-- Excerpted passage follows --

Other outdoor organizations have variations of the Ten Essentials pertinent to local conditions.

Scouting America's "Scout Basic Essentials" are quite similar (Map and Compass, Sun Protection, Extra Clothing, Flashlight, First-Aid Kit, Matches and Fire-starters, Pocketknife, Trail Food, Water Bottle, and Rain Gear.)

Utah's Wasatch Mountain Club lists extra water in place of food, as Utah is mostly desert terrain, and water is more difficult to find.

The Spokane Mountaineers list "thirteen essentials", which supplement the list with emergency shelter such as a space blanket, signaling device, and toilet paper and trowel (for sanitary disposal of human waste; the toilet paper also doubles as tinder for starting a fire).

-- Excerpted passage concluded --
-- Extracted records follows --

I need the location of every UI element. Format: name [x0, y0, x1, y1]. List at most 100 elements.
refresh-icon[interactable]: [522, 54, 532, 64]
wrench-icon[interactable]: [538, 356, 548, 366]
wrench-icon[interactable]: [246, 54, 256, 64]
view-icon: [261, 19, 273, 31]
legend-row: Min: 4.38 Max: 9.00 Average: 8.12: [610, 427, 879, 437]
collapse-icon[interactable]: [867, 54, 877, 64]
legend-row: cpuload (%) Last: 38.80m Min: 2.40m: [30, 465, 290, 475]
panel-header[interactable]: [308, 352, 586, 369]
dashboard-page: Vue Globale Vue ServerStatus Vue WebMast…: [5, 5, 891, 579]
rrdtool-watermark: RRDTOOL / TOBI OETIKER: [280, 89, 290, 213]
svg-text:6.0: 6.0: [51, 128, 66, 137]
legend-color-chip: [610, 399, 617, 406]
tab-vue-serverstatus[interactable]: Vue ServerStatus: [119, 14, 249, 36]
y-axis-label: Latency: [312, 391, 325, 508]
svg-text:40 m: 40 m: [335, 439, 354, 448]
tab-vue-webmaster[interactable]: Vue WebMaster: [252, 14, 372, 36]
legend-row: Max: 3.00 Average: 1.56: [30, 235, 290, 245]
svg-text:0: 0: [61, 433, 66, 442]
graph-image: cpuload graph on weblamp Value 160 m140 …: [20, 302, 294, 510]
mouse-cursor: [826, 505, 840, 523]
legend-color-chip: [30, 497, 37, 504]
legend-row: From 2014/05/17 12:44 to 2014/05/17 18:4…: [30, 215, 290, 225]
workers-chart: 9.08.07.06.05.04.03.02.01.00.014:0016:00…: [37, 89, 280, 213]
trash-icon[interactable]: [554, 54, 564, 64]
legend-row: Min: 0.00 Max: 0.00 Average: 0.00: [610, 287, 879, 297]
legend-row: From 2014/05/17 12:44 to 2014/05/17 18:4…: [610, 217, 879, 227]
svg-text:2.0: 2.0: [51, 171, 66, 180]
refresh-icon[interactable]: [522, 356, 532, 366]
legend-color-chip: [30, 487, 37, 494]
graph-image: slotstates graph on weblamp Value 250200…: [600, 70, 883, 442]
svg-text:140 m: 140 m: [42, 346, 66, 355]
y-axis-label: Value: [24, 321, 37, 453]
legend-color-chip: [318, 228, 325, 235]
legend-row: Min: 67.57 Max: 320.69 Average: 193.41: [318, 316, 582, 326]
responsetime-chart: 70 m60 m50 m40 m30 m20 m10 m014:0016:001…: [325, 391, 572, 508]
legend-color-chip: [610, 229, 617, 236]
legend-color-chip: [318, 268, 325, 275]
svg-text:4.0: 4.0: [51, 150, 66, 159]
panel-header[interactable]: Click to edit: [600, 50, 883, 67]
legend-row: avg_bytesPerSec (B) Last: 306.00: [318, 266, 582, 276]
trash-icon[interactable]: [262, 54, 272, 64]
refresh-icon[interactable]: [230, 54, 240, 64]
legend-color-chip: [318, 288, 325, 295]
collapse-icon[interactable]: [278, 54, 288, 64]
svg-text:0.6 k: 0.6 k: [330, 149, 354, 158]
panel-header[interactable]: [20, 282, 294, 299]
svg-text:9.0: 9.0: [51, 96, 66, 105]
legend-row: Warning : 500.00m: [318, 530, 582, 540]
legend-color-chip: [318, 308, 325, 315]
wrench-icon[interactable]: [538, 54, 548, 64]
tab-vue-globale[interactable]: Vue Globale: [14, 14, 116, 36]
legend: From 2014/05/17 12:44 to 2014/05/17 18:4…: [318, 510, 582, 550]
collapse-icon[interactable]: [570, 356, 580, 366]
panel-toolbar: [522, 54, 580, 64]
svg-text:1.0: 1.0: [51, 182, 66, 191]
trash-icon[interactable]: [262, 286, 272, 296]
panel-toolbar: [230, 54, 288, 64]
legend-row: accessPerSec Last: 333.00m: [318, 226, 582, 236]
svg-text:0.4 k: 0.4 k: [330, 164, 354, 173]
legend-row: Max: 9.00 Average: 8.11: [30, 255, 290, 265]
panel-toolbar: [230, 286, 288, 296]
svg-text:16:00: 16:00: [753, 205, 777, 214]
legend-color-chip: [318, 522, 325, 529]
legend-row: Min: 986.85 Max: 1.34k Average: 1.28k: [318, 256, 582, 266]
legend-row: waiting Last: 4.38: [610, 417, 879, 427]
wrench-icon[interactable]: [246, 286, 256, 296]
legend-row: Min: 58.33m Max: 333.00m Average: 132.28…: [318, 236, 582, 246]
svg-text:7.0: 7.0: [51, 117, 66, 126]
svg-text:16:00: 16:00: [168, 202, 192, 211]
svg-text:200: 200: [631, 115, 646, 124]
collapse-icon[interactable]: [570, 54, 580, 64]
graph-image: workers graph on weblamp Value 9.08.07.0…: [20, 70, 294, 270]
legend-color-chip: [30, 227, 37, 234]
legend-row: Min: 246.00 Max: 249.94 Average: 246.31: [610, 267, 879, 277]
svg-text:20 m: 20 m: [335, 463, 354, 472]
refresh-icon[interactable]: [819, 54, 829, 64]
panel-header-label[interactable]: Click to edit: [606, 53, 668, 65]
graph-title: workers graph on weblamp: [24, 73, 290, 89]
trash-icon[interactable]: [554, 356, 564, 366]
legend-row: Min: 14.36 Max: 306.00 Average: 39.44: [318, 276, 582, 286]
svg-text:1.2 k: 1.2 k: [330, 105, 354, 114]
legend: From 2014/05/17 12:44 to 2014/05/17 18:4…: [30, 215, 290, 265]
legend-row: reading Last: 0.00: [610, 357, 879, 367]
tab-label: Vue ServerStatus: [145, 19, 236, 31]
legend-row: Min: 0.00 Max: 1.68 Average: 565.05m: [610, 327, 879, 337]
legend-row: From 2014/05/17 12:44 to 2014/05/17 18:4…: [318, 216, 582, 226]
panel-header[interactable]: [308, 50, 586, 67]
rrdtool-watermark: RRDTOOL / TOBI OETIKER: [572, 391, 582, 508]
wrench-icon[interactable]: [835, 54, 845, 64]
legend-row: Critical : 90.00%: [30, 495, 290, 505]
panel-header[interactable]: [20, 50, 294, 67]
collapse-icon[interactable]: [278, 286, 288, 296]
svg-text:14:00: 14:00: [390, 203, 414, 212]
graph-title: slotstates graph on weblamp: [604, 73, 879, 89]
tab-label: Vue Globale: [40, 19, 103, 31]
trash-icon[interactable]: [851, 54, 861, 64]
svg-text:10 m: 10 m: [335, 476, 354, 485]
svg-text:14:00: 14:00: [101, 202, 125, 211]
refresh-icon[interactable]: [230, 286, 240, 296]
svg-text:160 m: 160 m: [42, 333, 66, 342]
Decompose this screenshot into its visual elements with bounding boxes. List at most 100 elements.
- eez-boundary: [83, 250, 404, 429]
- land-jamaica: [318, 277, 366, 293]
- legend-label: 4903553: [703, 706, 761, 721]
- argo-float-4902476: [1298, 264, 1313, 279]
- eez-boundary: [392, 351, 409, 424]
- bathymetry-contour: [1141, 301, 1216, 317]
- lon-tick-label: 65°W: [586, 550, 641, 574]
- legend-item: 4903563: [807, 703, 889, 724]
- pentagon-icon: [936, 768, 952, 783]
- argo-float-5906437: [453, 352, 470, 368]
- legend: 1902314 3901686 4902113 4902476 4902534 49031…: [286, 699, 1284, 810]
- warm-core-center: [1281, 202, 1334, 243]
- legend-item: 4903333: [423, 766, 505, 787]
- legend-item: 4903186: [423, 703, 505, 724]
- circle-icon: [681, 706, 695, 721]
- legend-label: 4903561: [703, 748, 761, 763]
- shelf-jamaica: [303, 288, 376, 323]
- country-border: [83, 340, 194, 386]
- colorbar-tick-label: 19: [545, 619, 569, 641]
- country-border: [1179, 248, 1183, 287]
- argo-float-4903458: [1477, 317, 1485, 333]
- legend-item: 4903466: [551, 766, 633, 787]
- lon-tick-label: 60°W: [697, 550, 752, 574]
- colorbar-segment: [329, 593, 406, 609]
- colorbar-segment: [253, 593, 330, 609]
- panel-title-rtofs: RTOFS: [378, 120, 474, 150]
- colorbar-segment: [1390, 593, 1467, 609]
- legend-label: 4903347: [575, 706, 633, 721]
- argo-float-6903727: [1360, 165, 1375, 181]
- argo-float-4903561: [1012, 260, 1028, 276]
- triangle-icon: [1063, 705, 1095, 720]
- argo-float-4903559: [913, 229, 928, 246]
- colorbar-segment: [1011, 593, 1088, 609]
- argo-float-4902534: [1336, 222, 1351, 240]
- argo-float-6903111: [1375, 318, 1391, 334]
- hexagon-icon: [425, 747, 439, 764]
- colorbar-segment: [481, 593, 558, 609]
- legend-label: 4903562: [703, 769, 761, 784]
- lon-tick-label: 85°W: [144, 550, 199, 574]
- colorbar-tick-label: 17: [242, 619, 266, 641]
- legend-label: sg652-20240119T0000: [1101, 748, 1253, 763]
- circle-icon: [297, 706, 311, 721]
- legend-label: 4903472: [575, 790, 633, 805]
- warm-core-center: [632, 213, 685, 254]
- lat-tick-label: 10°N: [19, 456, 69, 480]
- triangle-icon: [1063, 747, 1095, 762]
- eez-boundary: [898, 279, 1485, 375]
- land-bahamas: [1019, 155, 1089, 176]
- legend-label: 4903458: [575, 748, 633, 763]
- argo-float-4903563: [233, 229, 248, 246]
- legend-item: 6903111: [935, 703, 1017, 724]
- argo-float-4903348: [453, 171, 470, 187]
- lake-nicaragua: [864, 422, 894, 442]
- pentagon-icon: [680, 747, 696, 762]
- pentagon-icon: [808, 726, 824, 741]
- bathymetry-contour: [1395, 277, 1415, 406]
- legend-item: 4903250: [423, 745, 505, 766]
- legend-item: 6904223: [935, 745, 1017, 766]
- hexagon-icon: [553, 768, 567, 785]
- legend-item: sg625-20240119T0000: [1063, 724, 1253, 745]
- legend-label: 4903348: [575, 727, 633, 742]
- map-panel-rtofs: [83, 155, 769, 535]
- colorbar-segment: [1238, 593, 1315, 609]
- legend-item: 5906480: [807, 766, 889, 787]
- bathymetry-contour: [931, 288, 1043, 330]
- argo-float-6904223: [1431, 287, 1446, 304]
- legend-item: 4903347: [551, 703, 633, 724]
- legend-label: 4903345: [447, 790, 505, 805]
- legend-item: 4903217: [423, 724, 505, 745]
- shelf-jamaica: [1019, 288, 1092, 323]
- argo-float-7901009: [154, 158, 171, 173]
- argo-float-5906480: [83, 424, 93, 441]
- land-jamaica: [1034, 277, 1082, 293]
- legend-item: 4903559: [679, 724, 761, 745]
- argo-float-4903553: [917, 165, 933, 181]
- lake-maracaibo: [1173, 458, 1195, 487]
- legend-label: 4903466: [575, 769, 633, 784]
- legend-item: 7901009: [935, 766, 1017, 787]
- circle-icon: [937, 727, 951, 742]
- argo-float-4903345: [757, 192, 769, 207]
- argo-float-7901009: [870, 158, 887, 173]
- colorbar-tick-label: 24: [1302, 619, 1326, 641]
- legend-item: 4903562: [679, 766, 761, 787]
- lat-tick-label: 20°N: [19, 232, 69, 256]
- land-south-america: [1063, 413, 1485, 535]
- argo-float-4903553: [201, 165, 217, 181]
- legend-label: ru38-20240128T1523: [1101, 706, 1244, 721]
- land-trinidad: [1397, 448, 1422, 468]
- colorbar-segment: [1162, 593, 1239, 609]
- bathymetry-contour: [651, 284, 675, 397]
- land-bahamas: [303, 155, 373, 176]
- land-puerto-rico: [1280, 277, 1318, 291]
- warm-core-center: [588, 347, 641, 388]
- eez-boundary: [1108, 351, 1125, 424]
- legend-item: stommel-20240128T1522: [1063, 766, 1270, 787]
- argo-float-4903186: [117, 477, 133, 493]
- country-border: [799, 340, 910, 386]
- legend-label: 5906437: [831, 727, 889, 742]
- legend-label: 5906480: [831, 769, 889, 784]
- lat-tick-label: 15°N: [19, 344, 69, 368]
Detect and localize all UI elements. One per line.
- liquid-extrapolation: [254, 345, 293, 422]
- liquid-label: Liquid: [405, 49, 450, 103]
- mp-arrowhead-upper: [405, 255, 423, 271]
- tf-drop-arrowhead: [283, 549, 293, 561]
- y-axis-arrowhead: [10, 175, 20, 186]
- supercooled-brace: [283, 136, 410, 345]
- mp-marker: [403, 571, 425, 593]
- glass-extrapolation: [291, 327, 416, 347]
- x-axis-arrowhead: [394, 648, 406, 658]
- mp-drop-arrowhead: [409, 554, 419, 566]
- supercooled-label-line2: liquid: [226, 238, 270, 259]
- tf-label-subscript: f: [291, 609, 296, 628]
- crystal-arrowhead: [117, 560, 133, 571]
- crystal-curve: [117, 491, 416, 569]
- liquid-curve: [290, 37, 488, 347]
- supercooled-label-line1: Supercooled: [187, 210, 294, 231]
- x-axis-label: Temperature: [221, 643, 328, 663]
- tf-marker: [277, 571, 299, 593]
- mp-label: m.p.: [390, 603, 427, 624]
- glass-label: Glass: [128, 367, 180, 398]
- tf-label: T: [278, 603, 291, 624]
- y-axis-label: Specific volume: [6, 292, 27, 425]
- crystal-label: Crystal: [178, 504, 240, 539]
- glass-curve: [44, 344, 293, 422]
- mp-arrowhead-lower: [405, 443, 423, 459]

-- Extracted records concluded --

**What is being asked**
Continue the passage on how outdoor organizations adapt the Ten Essentials, starting right after its last sentence.

**Solved problem**
The "Ten Essential Groups" is an alternative approach to essential gear selection. Items from each group should be chosen depending on the season, geographic location, and trip duration. In 2011, Columbia Sportswear adopted the "Ten Essential Groups" concept for their iOS app "Take Ten to the Greater Outdoors".

Central Arizona Mountain Rescue Association promotes the 12 Essentials, which includes Signaling Devices and Personal Items.

==See also==

- Bow drill
- Camping
- Dehydration
- Emergency shelter
- Hiking equipment
- Hyperthermia
- Hypothermia
- Mini survival kit
- Navigation
- Orienteering (scouting)
- Pioneering (scouting)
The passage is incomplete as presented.